(Records from a collection of figures)

+ + + +

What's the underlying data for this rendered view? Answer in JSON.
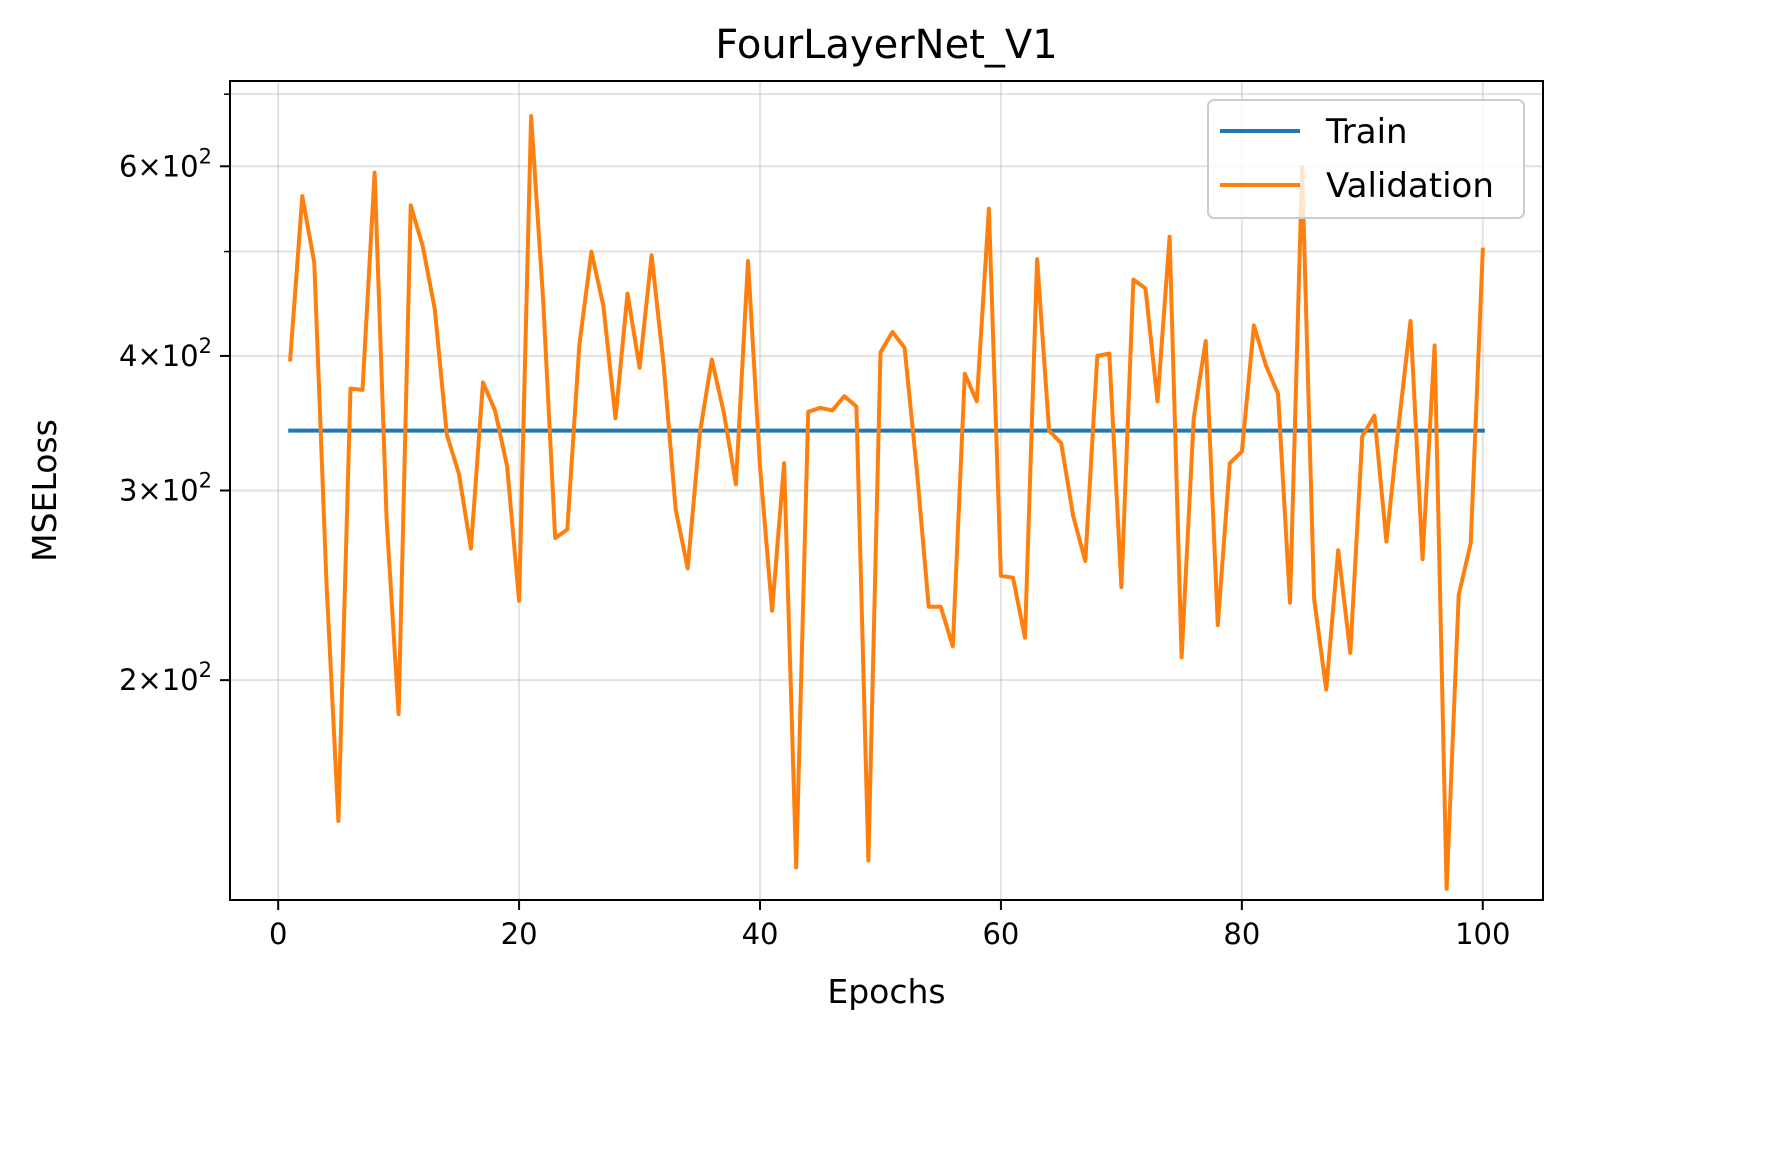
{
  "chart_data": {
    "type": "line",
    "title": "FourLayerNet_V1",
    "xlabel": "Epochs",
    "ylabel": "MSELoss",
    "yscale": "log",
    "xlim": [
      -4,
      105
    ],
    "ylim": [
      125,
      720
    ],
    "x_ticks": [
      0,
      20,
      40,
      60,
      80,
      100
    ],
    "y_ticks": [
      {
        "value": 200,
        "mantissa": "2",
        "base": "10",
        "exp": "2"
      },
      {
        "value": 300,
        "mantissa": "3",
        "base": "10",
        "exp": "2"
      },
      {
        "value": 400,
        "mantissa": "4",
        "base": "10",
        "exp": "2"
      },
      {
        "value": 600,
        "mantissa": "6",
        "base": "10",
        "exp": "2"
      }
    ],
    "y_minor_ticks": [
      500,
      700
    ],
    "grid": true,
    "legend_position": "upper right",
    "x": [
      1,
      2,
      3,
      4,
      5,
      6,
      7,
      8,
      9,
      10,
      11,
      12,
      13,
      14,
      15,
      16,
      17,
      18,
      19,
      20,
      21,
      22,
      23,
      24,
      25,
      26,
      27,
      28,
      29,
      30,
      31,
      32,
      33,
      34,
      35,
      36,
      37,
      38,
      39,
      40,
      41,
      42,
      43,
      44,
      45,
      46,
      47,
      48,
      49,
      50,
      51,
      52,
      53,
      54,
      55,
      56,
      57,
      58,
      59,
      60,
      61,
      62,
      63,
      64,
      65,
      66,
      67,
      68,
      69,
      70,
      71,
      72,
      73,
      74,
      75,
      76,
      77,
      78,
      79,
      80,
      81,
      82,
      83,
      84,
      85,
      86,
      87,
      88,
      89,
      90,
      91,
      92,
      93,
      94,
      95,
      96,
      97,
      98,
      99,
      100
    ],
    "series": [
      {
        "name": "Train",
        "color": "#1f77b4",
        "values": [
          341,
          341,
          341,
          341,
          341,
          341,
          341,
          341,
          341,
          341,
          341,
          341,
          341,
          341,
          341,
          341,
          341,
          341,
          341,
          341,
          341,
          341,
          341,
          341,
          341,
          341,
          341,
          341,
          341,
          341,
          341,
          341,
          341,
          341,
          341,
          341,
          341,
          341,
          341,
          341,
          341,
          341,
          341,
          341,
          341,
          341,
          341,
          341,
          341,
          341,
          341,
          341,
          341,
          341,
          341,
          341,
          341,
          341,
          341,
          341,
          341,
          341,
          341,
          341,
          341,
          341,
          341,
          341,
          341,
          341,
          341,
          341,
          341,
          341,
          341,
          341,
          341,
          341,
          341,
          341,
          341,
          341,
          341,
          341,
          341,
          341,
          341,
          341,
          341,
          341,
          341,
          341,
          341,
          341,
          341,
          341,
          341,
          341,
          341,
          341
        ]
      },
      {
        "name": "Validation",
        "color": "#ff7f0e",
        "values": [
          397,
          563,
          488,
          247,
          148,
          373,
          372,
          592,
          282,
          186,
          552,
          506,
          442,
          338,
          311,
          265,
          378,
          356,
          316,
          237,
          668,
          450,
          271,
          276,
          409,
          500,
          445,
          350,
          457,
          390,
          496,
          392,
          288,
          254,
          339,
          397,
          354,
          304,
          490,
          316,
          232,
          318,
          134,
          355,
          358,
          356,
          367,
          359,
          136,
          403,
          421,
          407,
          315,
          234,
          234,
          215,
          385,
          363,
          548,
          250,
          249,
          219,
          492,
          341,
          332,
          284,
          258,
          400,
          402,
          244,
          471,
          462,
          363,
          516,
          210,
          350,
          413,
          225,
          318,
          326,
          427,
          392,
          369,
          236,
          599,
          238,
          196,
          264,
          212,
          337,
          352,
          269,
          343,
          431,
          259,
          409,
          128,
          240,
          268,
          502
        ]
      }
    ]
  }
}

+ + + +

WORK TO COMPLETE: Pull out each line containing the word "mantissa" and copy it.

RESULT OF THIS EXERCISE:
        "mantissa": "2",
        "mantissa": "3",
        "mantissa": "4",
        "mantissa": "6",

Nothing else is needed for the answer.